**EXERCISE**. Output the data below in full, byte for byte. Nothing may differ.

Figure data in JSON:

** Begin **

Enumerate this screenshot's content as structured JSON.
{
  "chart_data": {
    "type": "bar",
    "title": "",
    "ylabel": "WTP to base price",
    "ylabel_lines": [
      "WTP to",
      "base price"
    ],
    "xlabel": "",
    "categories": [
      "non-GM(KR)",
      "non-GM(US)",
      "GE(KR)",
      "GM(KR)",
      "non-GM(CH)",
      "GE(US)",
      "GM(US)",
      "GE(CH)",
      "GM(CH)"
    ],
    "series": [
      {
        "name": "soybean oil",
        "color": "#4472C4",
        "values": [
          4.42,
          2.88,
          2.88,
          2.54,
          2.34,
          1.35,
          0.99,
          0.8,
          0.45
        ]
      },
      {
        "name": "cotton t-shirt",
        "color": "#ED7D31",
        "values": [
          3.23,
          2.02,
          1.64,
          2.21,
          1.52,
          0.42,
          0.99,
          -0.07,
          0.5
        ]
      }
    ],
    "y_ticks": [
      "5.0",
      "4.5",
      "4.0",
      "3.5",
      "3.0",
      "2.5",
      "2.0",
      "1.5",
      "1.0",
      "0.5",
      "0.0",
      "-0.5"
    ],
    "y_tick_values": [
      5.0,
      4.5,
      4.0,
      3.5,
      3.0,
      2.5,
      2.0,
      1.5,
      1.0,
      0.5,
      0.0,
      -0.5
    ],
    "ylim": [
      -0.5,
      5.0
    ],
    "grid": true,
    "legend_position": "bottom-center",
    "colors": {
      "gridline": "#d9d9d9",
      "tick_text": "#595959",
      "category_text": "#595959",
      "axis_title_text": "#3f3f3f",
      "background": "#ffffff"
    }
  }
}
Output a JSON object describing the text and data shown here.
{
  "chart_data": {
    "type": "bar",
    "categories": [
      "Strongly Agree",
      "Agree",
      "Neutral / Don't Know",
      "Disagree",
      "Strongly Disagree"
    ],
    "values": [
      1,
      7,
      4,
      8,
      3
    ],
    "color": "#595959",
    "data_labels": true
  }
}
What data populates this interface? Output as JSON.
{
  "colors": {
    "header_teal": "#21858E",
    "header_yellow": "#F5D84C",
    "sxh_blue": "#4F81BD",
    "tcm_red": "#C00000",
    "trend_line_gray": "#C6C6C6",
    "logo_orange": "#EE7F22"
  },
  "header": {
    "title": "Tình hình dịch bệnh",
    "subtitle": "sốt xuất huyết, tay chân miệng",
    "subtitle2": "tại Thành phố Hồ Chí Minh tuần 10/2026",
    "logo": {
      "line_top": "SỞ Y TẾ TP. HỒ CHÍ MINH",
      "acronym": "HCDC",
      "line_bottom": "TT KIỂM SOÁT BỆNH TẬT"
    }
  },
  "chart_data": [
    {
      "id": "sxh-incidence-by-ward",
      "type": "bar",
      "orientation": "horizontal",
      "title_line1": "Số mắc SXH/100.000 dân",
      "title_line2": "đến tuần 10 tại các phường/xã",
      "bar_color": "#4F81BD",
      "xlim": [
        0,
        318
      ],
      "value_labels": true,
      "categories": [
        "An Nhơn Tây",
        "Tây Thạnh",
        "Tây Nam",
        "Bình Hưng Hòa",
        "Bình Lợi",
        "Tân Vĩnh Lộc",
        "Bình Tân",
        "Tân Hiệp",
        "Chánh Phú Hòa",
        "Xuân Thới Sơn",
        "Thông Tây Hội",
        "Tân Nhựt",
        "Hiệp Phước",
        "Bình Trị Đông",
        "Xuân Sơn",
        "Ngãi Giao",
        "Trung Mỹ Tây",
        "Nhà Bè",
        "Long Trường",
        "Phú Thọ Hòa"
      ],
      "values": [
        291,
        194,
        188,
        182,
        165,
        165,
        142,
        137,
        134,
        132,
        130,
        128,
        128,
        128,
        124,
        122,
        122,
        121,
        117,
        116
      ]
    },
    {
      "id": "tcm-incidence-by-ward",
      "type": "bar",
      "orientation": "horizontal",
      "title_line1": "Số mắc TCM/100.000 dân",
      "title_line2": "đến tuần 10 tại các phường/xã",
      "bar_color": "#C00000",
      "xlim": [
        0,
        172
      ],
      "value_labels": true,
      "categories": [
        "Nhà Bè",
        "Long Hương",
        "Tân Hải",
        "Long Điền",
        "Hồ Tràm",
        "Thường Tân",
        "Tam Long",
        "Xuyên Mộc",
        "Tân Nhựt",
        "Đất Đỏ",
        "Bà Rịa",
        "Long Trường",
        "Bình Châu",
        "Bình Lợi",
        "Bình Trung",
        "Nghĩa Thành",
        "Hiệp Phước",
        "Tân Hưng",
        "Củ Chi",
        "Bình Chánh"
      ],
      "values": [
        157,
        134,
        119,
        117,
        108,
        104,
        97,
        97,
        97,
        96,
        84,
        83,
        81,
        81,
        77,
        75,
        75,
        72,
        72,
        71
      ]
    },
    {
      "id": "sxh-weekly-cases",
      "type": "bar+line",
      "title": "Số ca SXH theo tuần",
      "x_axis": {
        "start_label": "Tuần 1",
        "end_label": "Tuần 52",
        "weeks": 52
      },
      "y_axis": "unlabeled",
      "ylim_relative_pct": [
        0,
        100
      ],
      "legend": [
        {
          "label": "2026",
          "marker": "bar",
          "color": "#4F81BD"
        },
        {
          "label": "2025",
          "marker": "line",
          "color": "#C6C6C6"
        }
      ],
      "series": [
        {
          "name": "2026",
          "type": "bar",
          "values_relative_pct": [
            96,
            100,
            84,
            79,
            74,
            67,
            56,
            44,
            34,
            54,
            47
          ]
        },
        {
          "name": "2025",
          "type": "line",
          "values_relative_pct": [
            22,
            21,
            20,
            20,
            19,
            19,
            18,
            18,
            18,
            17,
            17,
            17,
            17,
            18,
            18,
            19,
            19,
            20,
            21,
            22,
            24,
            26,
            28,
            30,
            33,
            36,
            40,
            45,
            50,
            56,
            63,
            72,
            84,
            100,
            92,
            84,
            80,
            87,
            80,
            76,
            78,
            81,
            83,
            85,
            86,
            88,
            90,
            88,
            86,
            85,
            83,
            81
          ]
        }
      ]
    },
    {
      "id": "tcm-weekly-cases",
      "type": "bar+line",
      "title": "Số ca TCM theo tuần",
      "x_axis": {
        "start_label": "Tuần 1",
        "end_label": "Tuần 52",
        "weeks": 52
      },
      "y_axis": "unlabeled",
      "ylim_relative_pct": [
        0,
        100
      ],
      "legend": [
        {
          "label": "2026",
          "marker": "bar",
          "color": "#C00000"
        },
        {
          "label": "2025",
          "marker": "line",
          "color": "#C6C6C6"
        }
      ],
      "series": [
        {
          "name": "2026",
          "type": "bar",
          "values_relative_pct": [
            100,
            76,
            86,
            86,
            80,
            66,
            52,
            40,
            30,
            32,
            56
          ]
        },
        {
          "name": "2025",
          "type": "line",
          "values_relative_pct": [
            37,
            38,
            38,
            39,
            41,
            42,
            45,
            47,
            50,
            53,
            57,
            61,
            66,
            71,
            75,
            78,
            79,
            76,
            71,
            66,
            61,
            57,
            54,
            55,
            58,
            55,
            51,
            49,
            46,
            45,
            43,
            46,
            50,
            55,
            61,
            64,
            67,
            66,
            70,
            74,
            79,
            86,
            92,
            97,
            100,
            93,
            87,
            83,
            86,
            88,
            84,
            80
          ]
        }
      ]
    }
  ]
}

** End **

**RESULT OF THIS TASK**.
Enumerate this screenshot's content as structured JSON.
{
  "chart_data": {
    "type": "bar",
    "title": "",
    "ylabel": "WTP to base price",
    "ylabel_lines": [
      "WTP to",
      "base price"
    ],
    "xlabel": "",
    "categories": [
      "non-GM(KR)",
      "non-GM(US)",
      "GE(KR)",
      "GM(KR)",
      "non-GM(CH)",
      "GE(US)",
      "GM(US)",
      "GE(CH)",
      "GM(CH)"
    ],
    "series": [
      {
        "name": "soybean oil",
        "color": "#4472C4",
        "values": [
          4.42,
          2.88,
          2.88,
          2.54,
          2.34,
          1.35,
          0.99,
          0.8,
          0.45
        ]
      },
      {
        "name": "cotton t-shirt",
        "color": "#ED7D31",
        "values": [
          3.23,
          2.02,
          1.64,
          2.21,
          1.52,
          0.42,
          0.99,
          -0.07,
          0.5
        ]
      }
    ],
    "y_ticks": [
      "5.0",
      "4.5",
      "4.0",
      "3.5",
      "3.0",
      "2.5",
      "2.0",
      "1.5",
      "1.0",
      "0.5",
      "0.0",
      "-0.5"
    ],
    "y_tick_values": [
      5.0,
      4.5,
      4.0,
      3.5,
      3.0,
      2.5,
      2.0,
      1.5,
      1.0,
      0.5,
      0.0,
      -0.5
    ],
    "ylim": [
      -0.5,
      5.0
    ],
    "grid": true,
    "legend_position": "bottom-center",
    "colors": {
      "gridline": "#d9d9d9",
      "tick_text": "#595959",
      "category_text": "#595959",
      "axis_title_text": "#3f3f3f",
      "background": "#ffffff"
    }
  }
}
Output a JSON object describing the text and data shown here.
{
  "chart_data": {
    "type": "bar",
    "categories": [
      "Strongly Agree",
      "Agree",
      "Neutral / Don't Know",
      "Disagree",
      "Strongly Disagree"
    ],
    "values": [
      1,
      7,
      4,
      8,
      3
    ],
    "color": "#595959",
    "data_labels": true
  }
}
What data populates this interface? Output as JSON.
{
  "colors": {
    "header_teal": "#21858E",
    "header_yellow": "#F5D84C",
    "sxh_blue": "#4F81BD",
    "tcm_red": "#C00000",
    "trend_line_gray": "#C6C6C6",
    "logo_orange": "#EE7F22"
  },
  "header": {
    "title": "Tình hình dịch bệnh",
    "subtitle": "sốt xuất huyết, tay chân miệng",
    "subtitle2": "tại Thành phố Hồ Chí Minh tuần 10/2026",
    "logo": {
      "line_top": "SỞ Y TẾ TP. HỒ CHÍ MINH",
      "acronym": "HCDC",
      "line_bottom": "TT KIỂM SOÁT BỆNH TẬT"
    }
  },
  "chart_data": [
    {
      "id": "sxh-incidence-by-ward",
      "type": "bar",
      "orientation": "horizontal",
      "title_line1": "Số mắc SXH/100.000 dân",
      "title_line2": "đến tuần 10 tại các phường/xã",
      "bar_color": "#4F81BD",
      "xlim": [
        0,
        318
      ],
      "value_labels": true,
      "categories": [
        "An Nhơn Tây",
        "Tây Thạnh",
        "Tây Nam",
        "Bình Hưng Hòa",
        "Bình Lợi",
        "Tân Vĩnh Lộc",
        "Bình Tân",
        "Tân Hiệp",
        "Chánh Phú Hòa",
        "Xuân Thới Sơn",
        "Thông Tây Hội",
        "Tân Nhựt",
        "Hiệp Phước",
        "Bình Trị Đông",
        "Xuân Sơn",
        "Ngãi Giao",
        "Trung Mỹ Tây",
        "Nhà Bè",
        "Long Trường",
        "Phú Thọ Hòa"
      ],
      "values": [
        291,
        194,
        188,
        182,
        165,
        165,
        142,
        137,
        134,
        132,
        130,
        128,
        128,
        128,
        124,
        122,
        122,
        121,
        117,
        116
      ]
    },
    {
      "id": "tcm-incidence-by-ward",
      "type": "bar",
      "orientation": "horizontal",
      "title_line1": "Số mắc TCM/100.000 dân",
      "title_line2": "đến tuần 10 tại các phường/xã",
      "bar_color": "#C00000",
      "xlim": [
        0,
        172
      ],
      "value_labels": true,
      "categories": [
        "Nhà Bè",
        "Long Hương",
        "Tân Hải",
        "Long Điền",
        "Hồ Tràm",
        "Thường Tân",
        "Tam Long",
        "Xuyên Mộc",
        "Tân Nhựt",
        "Đất Đỏ",
        "Bà Rịa",
        "Long Trường",
        "Bình Châu",
        "Bình Lợi",
        "Bình Trung",
        "Nghĩa Thành",
        "Hiệp Phước",
        "Tân Hưng",
        "Củ Chi",
        "Bình Chánh"
      ],
      "values": [
        157,
        134,
        119,
        117,
        108,
        104,
        97,
        97,
        97,
        96,
        84,
        83,
        81,
        81,
        77,
        75,
        75,
        72,
        72,
        71
      ]
    },
    {
      "id": "sxh-weekly-cases",
      "type": "bar+line",
      "title": "Số ca SXH theo tuần",
      "x_axis": {
        "start_label": "Tuần 1",
        "end_label": "Tuần 52",
        "weeks": 52
      },
      "y_axis": "unlabeled",
      "ylim_relative_pct": [
        0,
        100
      ],
      "legend": [
        {
          "label": "2026",
          "marker": "bar",
          "color": "#4F81BD"
        },
        {
          "label": "2025",
          "marker": "line",
          "color": "#C6C6C6"
        }
      ],
      "series": [
        {
          "name": "2026",
          "type": "bar",
          "values_relative_pct": [
            96,
            100,
            84,
            79,
            74,
            67,
            56,
            44,
            34,
            54,
            47
          ]
        },
        {
          "name": "2025",
          "type": "line",
          "values_relative_pct": [
            22,
            21,
            20,
            20,
            19,
            19,
            18,
            18,
            18,
            17,
            17,
            17,
            17,
            18,
            18,
            19,
            19,
            20,
            21,
            22,
            24,
            26,
            28,
            30,
            33,
            36,
            40,
            45,
            50,
            56,
            63,
            72,
            84,
            100,
            92,
            84,
            80,
            87,
            80,
            76,
            78,
            81,
            83,
            85,
            86,
            88,
            90,
            88,
            86,
            85,
            83,
            81
          ]
        }
      ]
    },
    {
      "id": "tcm-weekly-cases",
      "type": "bar+line",
      "title": "Số ca TCM theo tuần",
      "x_axis": {
        "start_label": "Tuần 1",
        "end_label": "Tuần 52",
        "weeks": 52
      },
      "y_axis": "unlabeled",
      "ylim_relative_pct": [
        0,
        100
      ],
      "legend": [
        {
          "label": "2026",
          "marker": "bar",
          "color": "#C00000"
        },
        {
          "label": "2025",
          "marker": "line",
          "color": "#C6C6C6"
        }
      ],
      "series": [
        {
          "name": "2026",
          "type": "bar",
          "values_relative_pct": [
            100,
            76,
            86,
            86,
            80,
            66,
            52,
            40,
            30,
            32,
            56
          ]
        },
        {
          "name": "2025",
          "type": "line",
          "values_relative_pct": [
            37,
            38,
            38,
            39,
            41,
            42,
            45,
            47,
            50,
            53,
            57,
            61,
            66,
            71,
            75,
            78,
            79,
            76,
            71,
            66,
            61,
            57,
            54,
            55,
            58,
            55,
            51,
            49,
            46,
            45,
            43,
            46,
            50,
            55,
            61,
            64,
            67,
            66,
            70,
            74,
            79,
            86,
            92,
            97,
            100,
            93,
            87,
            83,
            86,
            88,
            84,
            80
          ]
        }
      ]
    }
  ]
}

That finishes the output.